[Begin Supplied data]
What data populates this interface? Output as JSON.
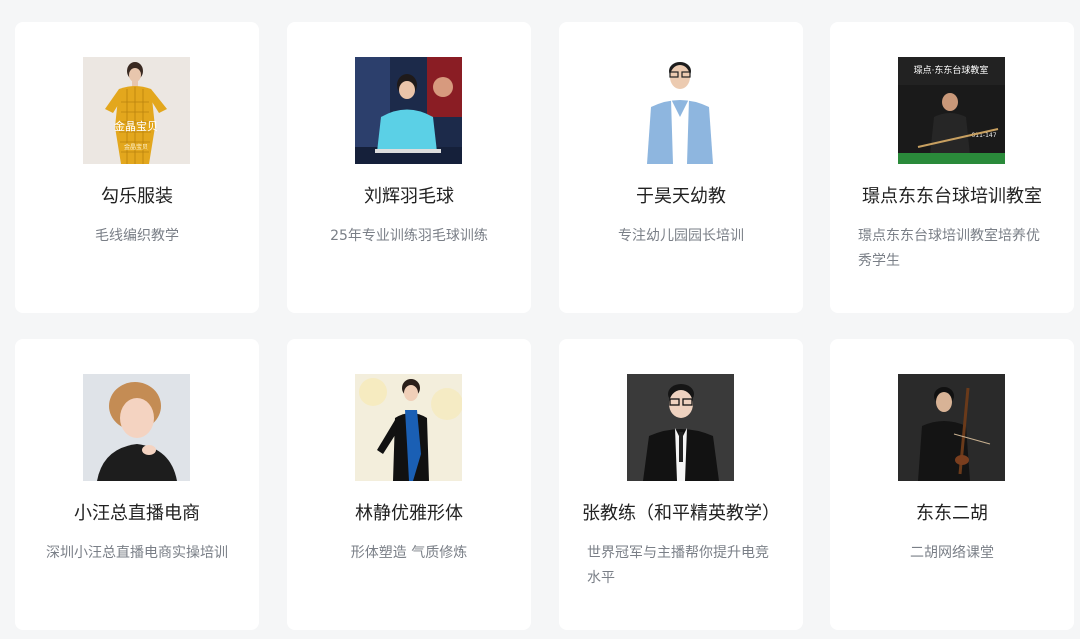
{
  "teachers": [
    {
      "name": "勾乐服装",
      "desc": "毛线编织教学",
      "photo": "woman-yellow-dress-photo",
      "photo_text": "金晶宝贝",
      "photo_text2": "金晶宝贝"
    },
    {
      "name": "刘辉羽毛球",
      "desc": "25年专业训练羽毛球训练",
      "photo": "badminton-coach-photo"
    },
    {
      "name": "于昊天幼教",
      "desc": "专注幼儿园园长培训",
      "photo": "man-blue-suit-photo"
    },
    {
      "name": "璟点东东台球培训教室",
      "desc": "璟点东东台球培训教室培养优秀学生",
      "photo": "billiards-coach-photo",
      "photo_text": "璟点·东东台球教室",
      "photo_text2": "011-147"
    },
    {
      "name": "小汪总直播电商",
      "desc": "深圳小汪总直播电商实操培训",
      "photo": "woman-short-hair-photo"
    },
    {
      "name": "林静优雅形体",
      "desc": "形体塑造 气质修炼",
      "photo": "woman-black-dress-photo"
    },
    {
      "name": "张教练（和平精英教学）",
      "desc": "世界冠军与主播帮你提升电竞水平",
      "photo": "man-glasses-suit-photo"
    },
    {
      "name": "东东二胡",
      "desc": "二胡网络课堂",
      "photo": "erhu-player-photo"
    }
  ],
  "colors": {
    "background": "#f5f6f7",
    "card": "#ffffff",
    "name_text": "#222222",
    "desc_text": "#7a7f87"
  }
}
[End Supplied data]
Your task is to gather all lines from the entries above that hold the word "coach".

Finished exercise =>
      "photo": "badminton-coach-photo"
      "photo": "billiards-coach-photo",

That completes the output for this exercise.